# Making Final Data using Python
By Shuhei Kitamura

- We already have cleaned data. The next step is to make the final data for analysis.
- In this exercise, we will put eight files together. How?
    1. Append US Senate election data
    2. Append daily temperature data
    3. Merge them
- Our goal is to make the final data that have a panel structure.

### Outline<a id='top'></a>
1. [Importing Data](#sec1)
2. [Combining Data](#sec2)
3. [Reshaping Data](#sec3)  
4. [Making Variables](#sec4)
5. [Saving Data](#sec5)

In [None]:
# import packages and modules
import os
import pandas as pd
import numpy as np

In [None]:
# set the display options (not necessary)
pd.options.display.max_rows = 200 # set the max number of rows to display 
pd.options.display.max_columns = 100 # set the max number of columns to display 

In [None]:
# set the working directory (if necessary)
# os.chdir('...') # replace '...' with the location of the working directory

## 1. Importing Data<a id='sec1'></a>
- Import data as usual. Recall that all files are saved in csv format.

[back to top](#top)

In [None]:
elec_data = {}
temp_data = {}
for year in range(2008,2016,2):
    elec_data[str(year)] = pd.read_csv('us_senate_'+str(year)+'.csv')
    temp_data[str(year)] = pd.read_csv('us_daily_temp_'+str(year)+'.csv')    

## 2. Combining Data<a id='sec2'></a>
### Appending
- Recall that we have used `pd.concat` to combine Pandas objects.
    - `pd.concat` can be used for both appending (`axis=0`) and merging (`axis=1`) data.
    - `object.append` and `pd.merge` are also available. We will use `pd.merge` later.
- Run the following code to append `df1` and `df2` using `pd.concat`.

[back to top](#top)

In [None]:
df1 = pd.DataFrame(np.random.rand(3,3), columns=['var1', 'var2', 'var3'], index=['a', 'b', 'c'])
df2 = pd.DataFrame(np.random.rand(3,3), columns=['var1', 'var2', 'var3'], index=['a', 'b', 'c'])
print(df1); print(df2)

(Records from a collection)

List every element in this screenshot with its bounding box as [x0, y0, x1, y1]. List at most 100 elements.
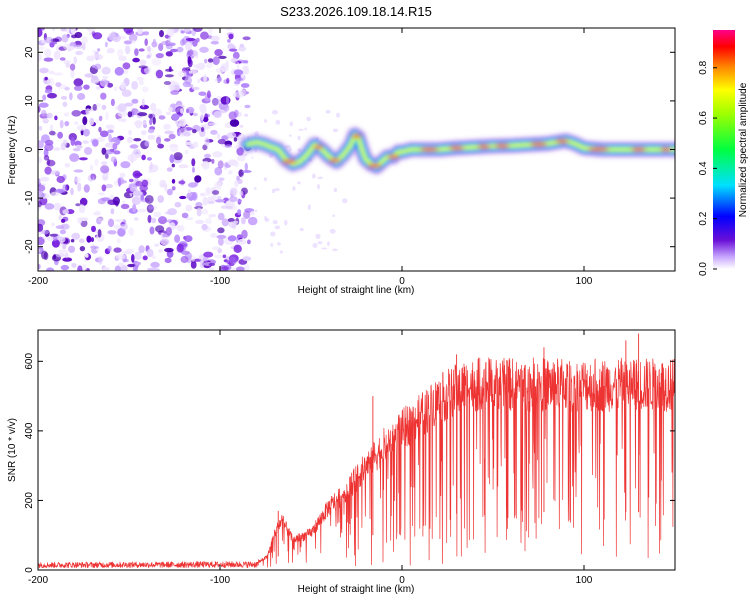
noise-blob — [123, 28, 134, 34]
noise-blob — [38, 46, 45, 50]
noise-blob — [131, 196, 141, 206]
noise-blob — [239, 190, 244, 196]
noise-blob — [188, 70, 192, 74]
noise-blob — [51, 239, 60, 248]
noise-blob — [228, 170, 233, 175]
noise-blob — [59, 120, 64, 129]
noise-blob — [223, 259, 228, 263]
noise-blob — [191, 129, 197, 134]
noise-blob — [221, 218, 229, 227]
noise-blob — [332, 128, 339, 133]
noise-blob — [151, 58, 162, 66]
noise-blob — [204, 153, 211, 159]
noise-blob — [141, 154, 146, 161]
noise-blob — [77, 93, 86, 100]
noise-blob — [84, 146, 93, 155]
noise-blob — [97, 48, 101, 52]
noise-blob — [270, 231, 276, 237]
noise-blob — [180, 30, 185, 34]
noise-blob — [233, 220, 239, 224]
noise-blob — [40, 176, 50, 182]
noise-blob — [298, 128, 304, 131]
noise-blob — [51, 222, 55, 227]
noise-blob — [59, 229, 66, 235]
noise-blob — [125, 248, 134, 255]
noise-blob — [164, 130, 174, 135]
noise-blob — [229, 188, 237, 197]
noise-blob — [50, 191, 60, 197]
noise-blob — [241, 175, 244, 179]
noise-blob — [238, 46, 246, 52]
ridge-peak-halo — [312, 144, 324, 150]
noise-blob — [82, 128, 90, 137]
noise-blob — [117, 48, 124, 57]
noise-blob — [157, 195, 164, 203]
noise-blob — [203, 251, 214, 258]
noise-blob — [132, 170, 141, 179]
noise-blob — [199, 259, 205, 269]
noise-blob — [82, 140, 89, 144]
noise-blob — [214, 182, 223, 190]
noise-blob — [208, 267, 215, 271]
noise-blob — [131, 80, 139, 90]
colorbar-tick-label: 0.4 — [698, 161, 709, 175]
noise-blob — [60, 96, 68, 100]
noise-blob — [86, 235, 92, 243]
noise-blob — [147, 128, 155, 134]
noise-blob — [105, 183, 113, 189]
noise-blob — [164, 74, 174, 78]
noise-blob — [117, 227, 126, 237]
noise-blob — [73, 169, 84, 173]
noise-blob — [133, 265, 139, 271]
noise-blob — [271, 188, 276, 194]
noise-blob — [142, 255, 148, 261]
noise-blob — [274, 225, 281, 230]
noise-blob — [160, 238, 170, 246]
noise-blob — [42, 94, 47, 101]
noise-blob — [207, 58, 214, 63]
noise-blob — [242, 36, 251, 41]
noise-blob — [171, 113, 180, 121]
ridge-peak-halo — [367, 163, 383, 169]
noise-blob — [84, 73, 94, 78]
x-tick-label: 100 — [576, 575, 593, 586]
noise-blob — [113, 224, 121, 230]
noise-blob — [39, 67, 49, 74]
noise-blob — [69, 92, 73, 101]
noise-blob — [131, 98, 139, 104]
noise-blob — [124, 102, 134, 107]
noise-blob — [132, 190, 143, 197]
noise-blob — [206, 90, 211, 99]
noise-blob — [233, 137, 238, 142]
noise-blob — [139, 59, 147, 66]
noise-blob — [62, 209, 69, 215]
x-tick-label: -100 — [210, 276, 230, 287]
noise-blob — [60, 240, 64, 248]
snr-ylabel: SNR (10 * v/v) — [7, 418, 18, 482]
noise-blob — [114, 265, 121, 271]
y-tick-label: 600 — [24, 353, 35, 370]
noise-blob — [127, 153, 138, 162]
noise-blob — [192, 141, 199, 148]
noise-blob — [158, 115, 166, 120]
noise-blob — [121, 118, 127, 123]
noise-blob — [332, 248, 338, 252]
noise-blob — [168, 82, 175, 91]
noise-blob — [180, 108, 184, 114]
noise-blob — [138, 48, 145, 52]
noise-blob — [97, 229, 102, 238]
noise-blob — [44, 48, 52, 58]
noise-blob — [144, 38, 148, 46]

• _Given problem_
Reproduce the part of the data tutorial that starts at the words containing "pd.options.display.max_rows = 200" and ends after "in csv format.". The listing is not required here.

• _Task result_
pd.options.display.max_rows = 200 # set the max number of rows to display 
pd.options.display.max_columns = 100 # set the max number of columns to display 

In [None]:
# set the working directory (if necessary)
# os.chdir('...') # replace '...' with the location of the working directory

## 1. Importing Data<a id='sec1'></a>
- Import data as usual. Recall that all files are saved in csv format.